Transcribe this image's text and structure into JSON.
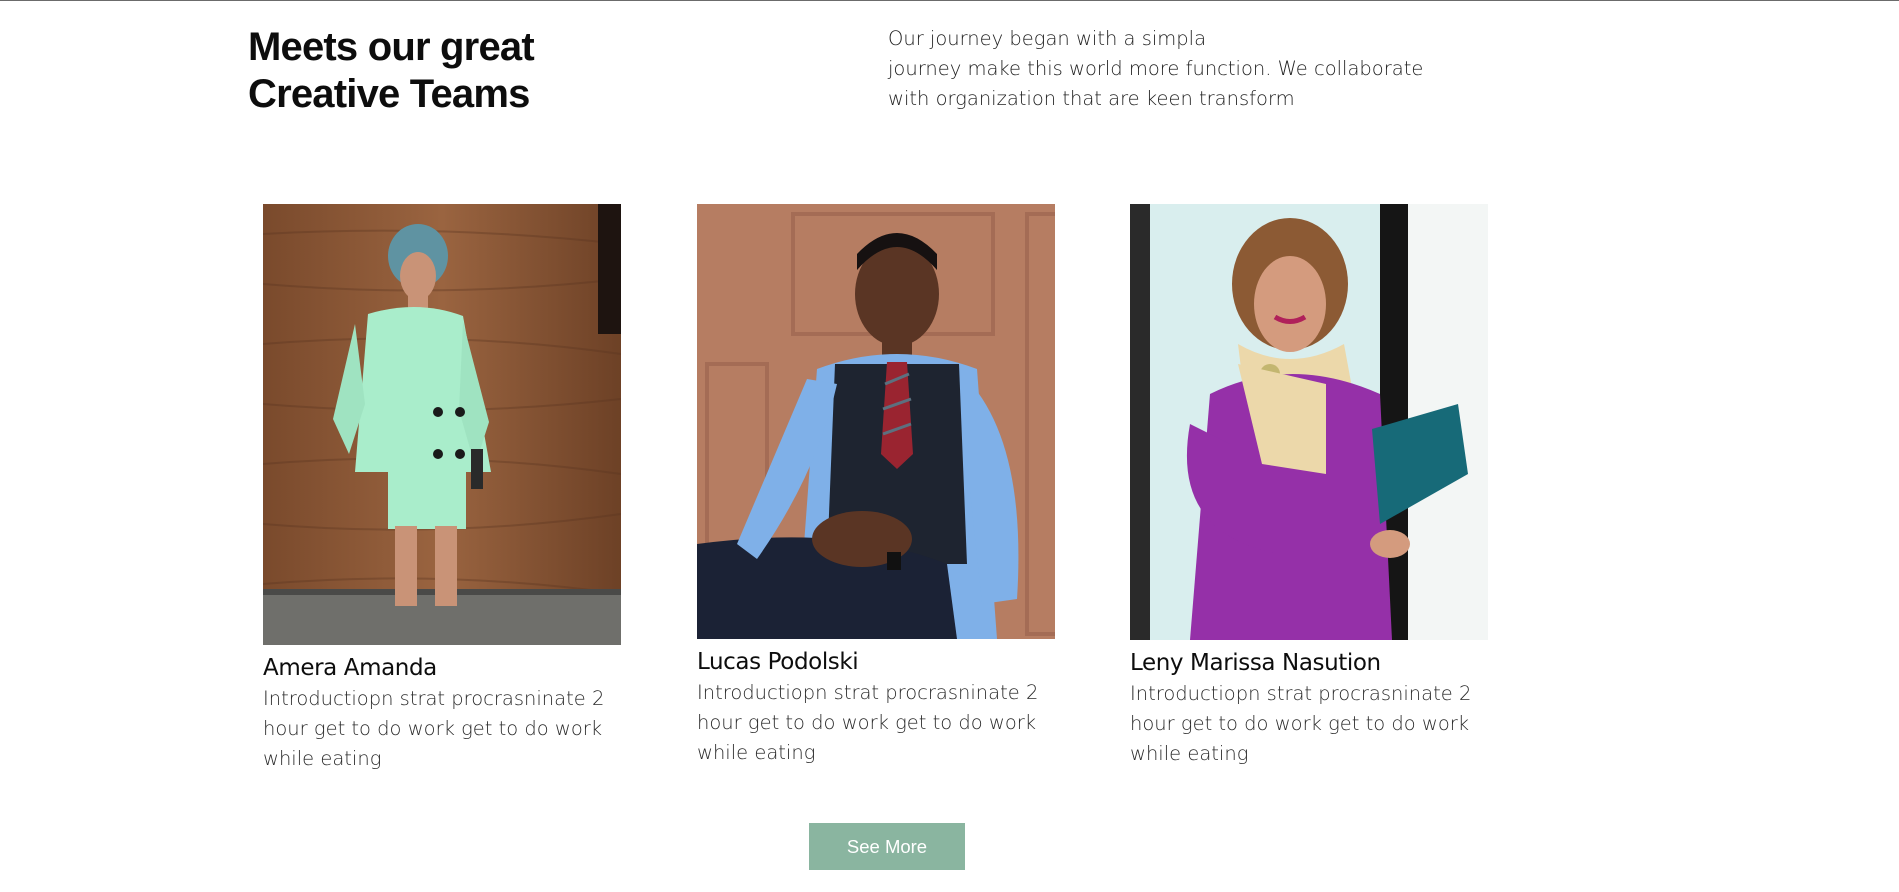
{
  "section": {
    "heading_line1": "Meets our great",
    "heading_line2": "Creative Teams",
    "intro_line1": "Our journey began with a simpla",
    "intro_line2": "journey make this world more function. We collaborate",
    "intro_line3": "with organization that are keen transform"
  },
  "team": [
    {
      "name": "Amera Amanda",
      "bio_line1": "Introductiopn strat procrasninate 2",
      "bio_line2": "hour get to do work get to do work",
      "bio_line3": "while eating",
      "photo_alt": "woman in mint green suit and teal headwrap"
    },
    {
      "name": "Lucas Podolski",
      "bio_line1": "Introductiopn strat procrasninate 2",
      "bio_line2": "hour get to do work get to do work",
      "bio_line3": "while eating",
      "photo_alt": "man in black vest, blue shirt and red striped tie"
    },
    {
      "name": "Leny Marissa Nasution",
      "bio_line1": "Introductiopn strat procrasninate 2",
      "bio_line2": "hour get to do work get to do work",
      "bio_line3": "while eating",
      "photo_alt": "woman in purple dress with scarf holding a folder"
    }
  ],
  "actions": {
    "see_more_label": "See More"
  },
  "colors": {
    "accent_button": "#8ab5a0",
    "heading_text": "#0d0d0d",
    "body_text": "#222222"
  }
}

..............................

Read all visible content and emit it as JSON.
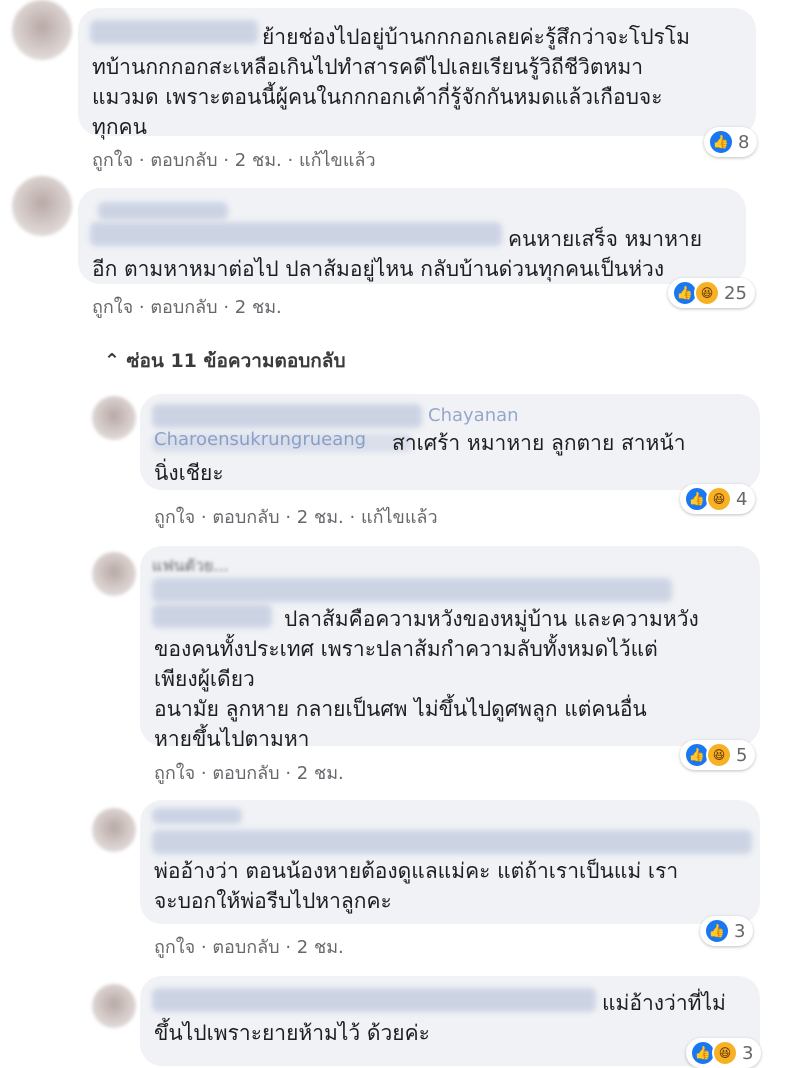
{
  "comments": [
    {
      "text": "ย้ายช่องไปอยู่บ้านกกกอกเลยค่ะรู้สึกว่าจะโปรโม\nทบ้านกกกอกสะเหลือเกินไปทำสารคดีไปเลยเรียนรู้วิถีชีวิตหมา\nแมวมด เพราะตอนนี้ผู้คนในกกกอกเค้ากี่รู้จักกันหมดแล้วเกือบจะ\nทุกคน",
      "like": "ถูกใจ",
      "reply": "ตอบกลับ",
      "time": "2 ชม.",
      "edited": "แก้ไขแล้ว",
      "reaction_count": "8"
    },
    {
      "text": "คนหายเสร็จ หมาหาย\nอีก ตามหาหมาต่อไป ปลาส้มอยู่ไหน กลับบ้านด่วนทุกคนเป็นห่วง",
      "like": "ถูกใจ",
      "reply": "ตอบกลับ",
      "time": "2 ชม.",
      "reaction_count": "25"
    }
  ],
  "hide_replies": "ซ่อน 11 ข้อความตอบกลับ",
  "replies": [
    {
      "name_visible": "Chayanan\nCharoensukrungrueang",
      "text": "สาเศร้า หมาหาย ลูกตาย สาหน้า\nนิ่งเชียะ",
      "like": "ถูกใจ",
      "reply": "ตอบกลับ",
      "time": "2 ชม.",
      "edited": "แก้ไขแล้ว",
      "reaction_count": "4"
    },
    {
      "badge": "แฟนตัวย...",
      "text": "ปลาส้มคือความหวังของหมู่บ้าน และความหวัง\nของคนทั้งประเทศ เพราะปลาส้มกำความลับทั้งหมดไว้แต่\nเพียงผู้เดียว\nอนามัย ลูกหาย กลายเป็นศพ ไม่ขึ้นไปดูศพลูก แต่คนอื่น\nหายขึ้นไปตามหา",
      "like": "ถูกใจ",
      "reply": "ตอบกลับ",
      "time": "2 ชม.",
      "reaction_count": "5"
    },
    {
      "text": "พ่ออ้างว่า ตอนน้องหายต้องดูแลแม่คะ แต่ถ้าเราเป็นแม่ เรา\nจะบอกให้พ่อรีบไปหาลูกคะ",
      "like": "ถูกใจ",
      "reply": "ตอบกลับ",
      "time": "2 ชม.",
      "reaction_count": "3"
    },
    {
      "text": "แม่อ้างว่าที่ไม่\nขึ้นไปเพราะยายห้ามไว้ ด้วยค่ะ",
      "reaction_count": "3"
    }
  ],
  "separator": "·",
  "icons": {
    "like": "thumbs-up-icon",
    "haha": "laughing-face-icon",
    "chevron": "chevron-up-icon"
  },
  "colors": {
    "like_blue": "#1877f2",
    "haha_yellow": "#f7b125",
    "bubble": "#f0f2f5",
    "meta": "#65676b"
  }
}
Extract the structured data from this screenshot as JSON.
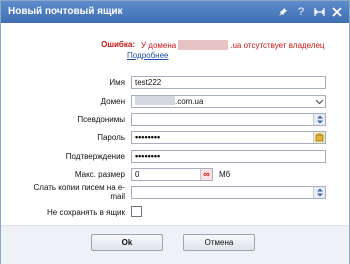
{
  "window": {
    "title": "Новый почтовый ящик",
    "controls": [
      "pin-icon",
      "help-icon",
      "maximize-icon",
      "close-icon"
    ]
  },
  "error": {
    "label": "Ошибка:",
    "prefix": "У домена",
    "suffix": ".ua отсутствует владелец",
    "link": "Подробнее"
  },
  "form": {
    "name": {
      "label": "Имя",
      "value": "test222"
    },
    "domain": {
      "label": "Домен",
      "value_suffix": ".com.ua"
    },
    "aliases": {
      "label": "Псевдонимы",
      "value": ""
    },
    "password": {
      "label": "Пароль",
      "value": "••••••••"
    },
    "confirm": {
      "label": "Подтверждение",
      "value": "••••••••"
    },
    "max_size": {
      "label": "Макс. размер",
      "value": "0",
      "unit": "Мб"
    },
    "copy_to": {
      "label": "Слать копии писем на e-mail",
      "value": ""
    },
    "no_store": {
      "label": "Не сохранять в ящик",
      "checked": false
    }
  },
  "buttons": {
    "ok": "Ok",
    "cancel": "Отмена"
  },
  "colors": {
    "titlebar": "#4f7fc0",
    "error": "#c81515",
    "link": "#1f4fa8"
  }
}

..............................

> _Given problem_: In the listing above, count each line that holds the string "with". Give the number only.

> _Solved exercise_: 3